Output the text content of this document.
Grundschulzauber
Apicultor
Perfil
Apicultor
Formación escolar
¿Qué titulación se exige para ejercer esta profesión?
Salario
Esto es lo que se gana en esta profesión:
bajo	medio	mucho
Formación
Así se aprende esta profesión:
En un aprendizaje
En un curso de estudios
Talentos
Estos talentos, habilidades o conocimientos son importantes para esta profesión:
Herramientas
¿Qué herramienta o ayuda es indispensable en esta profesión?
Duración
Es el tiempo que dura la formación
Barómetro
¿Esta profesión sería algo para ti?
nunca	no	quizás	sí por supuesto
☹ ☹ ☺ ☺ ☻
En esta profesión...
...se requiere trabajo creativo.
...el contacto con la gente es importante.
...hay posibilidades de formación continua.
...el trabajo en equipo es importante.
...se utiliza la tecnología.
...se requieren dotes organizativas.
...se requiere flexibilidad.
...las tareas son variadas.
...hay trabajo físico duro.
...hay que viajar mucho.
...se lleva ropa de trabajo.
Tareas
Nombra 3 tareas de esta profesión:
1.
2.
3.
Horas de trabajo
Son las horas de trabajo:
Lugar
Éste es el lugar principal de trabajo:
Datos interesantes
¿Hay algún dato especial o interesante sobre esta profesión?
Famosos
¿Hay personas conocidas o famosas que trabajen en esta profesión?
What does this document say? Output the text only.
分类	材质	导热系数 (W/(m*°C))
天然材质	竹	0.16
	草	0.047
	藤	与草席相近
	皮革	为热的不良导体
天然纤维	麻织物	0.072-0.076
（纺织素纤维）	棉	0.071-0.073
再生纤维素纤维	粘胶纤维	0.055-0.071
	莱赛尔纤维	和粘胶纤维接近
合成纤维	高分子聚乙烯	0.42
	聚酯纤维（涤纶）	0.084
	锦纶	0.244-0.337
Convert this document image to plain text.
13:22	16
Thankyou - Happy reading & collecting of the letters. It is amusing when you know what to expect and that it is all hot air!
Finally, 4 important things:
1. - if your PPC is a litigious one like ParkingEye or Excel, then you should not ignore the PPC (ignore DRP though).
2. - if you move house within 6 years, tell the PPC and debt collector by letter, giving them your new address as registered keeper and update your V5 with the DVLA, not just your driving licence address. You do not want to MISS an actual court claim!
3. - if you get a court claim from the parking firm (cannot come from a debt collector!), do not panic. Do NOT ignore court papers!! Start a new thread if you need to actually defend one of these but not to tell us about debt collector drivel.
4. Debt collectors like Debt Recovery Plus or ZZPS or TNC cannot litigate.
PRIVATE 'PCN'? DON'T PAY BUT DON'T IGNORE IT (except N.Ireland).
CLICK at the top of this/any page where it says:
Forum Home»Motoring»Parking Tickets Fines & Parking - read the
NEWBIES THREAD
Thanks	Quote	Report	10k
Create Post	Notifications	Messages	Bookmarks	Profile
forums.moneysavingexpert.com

WHAT TO WORK ON → What number of lines in the records contain the word "court"? Answer with that number alone.

RESPONSE TO THIS EXERCISE → 2